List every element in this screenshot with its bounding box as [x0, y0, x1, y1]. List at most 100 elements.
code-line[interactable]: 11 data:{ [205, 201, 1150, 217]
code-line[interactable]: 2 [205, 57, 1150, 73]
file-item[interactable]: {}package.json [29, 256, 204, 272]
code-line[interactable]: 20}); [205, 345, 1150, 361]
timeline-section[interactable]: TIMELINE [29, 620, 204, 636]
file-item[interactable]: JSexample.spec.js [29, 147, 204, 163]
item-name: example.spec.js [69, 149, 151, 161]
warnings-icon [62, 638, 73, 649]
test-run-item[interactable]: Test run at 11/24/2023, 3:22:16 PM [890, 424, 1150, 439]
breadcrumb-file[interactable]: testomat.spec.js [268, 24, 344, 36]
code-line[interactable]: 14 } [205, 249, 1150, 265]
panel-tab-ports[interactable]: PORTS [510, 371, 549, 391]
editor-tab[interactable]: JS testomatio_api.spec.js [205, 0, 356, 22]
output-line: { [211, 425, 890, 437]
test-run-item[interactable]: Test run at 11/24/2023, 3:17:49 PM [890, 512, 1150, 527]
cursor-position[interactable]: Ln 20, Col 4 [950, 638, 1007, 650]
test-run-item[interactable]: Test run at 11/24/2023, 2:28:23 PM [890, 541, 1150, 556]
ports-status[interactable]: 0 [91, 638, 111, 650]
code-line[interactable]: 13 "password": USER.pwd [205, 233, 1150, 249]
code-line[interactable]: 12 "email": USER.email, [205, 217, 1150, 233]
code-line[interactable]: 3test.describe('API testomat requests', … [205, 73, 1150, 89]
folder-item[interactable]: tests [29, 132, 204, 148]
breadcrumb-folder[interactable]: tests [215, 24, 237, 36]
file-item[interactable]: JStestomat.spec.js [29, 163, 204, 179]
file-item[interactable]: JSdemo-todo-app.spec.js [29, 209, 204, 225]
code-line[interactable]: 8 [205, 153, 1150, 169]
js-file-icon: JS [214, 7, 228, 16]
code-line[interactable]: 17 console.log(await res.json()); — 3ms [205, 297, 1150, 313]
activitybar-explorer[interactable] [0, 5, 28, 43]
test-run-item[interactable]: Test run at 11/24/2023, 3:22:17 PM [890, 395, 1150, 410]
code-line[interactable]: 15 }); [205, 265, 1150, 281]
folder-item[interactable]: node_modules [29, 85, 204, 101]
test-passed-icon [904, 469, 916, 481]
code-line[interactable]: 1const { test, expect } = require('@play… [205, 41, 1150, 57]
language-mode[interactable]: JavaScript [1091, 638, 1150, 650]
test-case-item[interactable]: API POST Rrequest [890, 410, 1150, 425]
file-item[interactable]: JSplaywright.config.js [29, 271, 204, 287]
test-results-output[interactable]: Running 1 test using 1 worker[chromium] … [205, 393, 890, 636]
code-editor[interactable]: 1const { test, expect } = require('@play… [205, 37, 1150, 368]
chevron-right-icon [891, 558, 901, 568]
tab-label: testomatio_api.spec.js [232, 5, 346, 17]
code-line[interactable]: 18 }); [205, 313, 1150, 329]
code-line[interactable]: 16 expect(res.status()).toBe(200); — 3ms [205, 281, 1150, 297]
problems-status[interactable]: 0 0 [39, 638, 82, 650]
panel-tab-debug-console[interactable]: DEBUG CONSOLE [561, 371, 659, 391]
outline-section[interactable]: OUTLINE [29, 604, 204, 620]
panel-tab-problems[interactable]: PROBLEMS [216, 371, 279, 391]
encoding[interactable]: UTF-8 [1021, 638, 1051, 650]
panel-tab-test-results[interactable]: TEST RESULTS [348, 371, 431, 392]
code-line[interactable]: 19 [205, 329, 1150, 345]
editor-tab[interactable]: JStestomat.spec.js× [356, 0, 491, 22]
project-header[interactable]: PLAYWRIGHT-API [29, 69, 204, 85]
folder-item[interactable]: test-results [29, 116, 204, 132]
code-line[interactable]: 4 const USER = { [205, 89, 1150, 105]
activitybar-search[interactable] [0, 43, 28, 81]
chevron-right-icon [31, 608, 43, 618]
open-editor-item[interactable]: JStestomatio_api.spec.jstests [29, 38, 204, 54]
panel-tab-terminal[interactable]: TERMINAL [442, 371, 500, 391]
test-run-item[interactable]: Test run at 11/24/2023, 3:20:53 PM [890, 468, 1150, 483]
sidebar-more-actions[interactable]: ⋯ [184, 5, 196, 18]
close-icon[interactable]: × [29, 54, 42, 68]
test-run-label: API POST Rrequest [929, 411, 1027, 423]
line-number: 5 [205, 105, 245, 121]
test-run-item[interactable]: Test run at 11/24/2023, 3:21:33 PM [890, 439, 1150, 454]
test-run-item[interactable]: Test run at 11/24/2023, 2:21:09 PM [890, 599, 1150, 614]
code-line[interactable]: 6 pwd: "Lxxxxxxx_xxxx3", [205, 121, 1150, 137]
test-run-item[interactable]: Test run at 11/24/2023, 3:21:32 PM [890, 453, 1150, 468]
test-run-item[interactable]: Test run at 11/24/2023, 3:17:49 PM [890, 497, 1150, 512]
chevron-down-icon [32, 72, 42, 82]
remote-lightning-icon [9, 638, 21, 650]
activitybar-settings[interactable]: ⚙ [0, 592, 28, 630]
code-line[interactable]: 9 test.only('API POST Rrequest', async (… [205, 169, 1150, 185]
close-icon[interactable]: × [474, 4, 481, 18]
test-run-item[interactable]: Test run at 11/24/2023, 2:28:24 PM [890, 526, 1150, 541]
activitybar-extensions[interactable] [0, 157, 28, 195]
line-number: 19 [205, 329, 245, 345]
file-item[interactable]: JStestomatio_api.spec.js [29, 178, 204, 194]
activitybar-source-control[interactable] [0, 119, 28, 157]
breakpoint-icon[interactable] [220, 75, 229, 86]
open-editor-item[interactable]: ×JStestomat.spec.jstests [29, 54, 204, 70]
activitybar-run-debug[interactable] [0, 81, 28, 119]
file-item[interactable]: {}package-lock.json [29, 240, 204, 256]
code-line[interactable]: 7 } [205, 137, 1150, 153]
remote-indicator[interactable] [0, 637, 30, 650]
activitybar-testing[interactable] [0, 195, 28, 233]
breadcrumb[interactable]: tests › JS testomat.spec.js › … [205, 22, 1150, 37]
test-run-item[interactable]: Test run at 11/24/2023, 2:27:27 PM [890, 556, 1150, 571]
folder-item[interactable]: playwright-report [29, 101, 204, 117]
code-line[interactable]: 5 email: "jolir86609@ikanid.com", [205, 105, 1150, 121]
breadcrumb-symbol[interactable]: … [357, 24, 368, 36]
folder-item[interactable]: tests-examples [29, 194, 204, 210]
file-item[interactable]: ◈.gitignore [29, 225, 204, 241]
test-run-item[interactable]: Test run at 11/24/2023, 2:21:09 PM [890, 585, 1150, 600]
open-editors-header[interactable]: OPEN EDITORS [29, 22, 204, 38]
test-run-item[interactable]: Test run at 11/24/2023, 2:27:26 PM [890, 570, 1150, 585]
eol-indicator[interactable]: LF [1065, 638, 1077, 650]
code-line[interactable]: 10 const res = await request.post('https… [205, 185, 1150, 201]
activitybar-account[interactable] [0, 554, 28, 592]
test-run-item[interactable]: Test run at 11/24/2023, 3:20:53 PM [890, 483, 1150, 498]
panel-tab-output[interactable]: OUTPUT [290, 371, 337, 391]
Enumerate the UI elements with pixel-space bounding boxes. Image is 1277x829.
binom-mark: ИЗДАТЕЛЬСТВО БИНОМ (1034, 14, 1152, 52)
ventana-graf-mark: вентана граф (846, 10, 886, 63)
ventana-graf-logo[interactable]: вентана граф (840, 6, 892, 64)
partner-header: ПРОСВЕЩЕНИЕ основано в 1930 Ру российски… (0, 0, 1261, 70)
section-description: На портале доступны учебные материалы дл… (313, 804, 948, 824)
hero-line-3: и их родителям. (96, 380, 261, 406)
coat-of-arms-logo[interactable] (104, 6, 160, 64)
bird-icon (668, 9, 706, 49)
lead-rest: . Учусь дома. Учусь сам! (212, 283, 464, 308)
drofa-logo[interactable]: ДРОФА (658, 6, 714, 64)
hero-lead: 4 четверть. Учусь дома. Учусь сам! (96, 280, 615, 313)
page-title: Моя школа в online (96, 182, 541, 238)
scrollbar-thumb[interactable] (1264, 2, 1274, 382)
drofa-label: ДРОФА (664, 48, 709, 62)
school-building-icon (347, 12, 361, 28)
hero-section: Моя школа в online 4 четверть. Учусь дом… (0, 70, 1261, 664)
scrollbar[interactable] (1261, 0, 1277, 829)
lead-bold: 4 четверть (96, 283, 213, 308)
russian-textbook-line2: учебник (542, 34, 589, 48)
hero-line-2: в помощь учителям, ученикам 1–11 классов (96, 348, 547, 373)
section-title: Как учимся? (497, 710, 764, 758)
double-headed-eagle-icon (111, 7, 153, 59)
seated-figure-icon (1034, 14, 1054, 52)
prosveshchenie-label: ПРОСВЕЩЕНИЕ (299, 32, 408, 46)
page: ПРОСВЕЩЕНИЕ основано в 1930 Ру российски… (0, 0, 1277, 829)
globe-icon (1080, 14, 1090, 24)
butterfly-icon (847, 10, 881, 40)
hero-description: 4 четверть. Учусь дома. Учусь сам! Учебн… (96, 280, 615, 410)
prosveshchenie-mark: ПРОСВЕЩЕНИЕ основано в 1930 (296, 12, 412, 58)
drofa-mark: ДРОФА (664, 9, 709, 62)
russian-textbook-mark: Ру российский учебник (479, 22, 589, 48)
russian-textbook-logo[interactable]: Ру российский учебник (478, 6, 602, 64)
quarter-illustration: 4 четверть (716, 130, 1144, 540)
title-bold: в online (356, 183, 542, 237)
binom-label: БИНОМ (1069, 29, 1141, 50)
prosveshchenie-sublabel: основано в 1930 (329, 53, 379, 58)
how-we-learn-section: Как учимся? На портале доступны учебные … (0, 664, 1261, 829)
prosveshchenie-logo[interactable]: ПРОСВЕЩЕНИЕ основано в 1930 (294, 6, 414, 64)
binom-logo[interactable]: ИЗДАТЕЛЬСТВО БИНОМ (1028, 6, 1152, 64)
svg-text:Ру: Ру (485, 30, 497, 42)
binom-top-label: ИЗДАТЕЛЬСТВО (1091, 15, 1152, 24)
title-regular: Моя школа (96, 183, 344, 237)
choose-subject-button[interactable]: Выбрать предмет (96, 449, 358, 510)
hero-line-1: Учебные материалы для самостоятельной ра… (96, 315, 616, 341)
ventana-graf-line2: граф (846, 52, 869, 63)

————

Task prompt
Copy the lines from the first one through the line containing "warnings-icon [62, 638, 73, 649]", swapping "file-item" for "explorer-item" and keeping everything else the same.

Response to the task
List every element in this screenshot with its bounding box as [x0, y0, x1, y1]. List at most 100 elements.
code-line[interactable]: 11 data:{ [205, 201, 1150, 217]
code-line[interactable]: 2 [205, 57, 1150, 73]
explorer-item[interactable]: {}package.json [29, 256, 204, 272]
code-line[interactable]: 20}); [205, 345, 1150, 361]
timeline-section[interactable]: TIMELINE [29, 620, 204, 636]
explorer-item[interactable]: JSexample.spec.js [29, 147, 204, 163]
item-name: example.spec.js [69, 149, 151, 161]
warnings-icon [62, 638, 73, 649]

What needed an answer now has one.